Data entries:
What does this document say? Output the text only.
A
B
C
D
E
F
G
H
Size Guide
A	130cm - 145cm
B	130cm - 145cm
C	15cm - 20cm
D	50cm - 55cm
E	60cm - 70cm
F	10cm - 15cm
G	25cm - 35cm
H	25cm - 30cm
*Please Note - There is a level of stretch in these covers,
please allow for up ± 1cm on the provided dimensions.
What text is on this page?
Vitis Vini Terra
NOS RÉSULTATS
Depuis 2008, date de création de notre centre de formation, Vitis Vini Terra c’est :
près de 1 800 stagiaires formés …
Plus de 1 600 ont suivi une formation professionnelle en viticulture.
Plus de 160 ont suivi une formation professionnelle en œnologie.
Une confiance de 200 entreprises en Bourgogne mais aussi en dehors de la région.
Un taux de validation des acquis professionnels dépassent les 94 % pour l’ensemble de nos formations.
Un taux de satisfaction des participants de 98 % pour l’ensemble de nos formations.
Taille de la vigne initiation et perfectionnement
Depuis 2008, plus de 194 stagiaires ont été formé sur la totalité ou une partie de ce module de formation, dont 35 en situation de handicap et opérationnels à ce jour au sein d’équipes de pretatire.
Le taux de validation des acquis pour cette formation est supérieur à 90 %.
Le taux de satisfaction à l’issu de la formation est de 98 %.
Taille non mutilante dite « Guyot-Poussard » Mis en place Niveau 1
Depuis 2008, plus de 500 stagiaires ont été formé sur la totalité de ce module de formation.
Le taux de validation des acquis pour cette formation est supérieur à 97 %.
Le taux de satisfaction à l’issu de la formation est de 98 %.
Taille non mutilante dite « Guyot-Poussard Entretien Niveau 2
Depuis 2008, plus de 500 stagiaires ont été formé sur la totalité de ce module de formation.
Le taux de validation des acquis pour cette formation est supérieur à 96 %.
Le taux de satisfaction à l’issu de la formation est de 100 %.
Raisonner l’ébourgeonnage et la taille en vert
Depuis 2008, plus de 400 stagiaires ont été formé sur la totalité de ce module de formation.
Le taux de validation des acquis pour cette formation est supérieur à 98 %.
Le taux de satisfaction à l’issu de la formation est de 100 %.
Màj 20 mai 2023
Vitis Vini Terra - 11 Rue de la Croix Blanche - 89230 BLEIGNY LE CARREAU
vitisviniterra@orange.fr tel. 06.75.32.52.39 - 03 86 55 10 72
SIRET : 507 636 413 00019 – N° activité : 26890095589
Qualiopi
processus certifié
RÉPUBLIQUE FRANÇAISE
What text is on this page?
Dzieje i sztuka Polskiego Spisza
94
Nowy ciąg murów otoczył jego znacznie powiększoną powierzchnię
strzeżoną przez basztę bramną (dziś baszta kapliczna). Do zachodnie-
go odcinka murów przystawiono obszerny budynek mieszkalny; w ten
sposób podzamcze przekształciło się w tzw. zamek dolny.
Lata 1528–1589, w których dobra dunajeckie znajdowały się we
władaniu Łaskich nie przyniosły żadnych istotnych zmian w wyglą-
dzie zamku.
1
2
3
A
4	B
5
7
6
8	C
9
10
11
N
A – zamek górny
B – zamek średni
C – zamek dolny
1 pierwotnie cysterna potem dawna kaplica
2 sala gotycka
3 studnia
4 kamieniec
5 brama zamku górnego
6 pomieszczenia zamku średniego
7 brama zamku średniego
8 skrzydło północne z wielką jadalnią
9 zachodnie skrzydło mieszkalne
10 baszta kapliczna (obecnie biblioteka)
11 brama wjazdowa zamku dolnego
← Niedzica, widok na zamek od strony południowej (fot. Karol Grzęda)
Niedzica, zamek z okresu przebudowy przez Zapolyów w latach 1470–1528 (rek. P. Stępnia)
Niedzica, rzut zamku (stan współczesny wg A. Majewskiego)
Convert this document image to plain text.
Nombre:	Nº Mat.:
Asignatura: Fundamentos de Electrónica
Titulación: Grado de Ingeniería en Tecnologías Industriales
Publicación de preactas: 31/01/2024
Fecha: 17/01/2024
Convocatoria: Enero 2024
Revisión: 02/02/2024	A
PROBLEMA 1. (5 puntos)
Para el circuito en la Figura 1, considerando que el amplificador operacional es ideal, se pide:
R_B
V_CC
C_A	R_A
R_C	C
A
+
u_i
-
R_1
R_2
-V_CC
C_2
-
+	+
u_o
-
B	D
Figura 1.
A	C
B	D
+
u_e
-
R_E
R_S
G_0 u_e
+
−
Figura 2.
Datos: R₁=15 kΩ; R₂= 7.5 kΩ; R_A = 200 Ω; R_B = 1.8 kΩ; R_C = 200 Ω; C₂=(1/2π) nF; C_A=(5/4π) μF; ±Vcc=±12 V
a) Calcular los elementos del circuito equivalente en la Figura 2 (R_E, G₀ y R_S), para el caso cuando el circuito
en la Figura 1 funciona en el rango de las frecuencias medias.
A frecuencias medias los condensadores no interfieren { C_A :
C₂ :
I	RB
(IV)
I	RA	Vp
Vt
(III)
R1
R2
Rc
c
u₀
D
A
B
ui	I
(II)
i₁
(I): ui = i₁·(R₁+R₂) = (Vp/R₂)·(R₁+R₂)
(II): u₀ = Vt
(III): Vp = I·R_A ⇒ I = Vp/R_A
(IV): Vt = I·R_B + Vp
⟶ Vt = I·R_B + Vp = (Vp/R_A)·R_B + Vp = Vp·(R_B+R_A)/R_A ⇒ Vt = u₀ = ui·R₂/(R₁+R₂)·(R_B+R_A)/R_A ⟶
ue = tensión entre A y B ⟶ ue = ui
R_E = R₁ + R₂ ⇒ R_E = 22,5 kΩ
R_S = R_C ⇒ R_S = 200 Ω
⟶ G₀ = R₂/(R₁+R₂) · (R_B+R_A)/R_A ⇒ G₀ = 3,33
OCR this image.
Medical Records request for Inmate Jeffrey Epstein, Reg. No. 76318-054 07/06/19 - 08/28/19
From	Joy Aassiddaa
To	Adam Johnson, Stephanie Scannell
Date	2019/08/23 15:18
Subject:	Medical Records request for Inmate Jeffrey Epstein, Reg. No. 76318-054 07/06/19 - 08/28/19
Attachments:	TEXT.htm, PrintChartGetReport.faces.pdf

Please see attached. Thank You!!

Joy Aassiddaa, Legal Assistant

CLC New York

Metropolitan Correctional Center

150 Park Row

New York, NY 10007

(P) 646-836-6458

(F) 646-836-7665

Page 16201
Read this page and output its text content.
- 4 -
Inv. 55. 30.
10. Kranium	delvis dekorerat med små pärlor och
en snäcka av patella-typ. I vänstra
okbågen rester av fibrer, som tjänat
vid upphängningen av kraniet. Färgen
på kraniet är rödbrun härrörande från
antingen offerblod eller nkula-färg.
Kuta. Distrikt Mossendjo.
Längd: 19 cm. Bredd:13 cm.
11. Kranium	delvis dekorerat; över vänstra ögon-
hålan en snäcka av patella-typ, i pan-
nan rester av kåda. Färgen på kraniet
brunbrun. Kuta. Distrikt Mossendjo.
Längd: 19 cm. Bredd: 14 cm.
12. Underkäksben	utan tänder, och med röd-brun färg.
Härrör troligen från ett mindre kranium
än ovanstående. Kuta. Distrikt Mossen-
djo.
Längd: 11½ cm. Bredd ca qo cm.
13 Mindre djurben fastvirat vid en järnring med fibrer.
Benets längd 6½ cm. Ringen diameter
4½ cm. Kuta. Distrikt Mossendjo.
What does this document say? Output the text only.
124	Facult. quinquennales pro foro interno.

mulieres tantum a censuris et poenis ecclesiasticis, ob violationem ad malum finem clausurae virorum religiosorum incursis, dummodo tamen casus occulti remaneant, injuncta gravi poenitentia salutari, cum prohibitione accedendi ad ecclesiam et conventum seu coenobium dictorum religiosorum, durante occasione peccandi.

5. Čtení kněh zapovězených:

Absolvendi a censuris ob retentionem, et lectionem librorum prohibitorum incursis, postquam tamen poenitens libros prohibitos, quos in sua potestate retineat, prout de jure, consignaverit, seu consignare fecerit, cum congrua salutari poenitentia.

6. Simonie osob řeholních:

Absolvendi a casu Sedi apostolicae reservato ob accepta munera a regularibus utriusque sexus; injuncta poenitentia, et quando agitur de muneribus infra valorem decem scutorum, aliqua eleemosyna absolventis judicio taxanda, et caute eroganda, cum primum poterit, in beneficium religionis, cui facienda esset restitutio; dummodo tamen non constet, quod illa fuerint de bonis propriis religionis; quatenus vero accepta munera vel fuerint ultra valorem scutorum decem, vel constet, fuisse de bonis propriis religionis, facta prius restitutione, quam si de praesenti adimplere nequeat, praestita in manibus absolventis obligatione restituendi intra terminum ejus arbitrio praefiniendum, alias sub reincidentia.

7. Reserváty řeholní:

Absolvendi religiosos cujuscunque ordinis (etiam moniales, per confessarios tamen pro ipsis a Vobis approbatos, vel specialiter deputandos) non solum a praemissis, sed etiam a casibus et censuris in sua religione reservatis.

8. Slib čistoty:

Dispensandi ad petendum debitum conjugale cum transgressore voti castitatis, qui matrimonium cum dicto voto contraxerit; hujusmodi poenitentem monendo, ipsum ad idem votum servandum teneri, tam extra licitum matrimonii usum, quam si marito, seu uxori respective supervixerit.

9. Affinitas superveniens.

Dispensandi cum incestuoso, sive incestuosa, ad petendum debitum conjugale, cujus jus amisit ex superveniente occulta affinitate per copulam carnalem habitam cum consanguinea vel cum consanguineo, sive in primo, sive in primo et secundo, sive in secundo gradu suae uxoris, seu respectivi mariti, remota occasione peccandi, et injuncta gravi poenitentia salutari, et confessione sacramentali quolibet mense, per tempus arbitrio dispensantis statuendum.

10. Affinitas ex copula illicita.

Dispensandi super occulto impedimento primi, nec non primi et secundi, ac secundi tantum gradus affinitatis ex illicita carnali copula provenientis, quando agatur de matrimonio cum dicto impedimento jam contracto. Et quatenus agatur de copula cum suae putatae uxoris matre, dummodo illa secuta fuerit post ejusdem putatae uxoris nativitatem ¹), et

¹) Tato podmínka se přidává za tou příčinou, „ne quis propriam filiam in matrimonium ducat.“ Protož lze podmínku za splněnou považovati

WHAT YOU HAVE TO DO: Show every line from the entries above in which the word "medias" appears.

WRITTEN SOLUTION:
en la Figura 1 funciona en el rango de las frecuencias medias.
A frecuencias medias los condensadores no interfieren { C_A :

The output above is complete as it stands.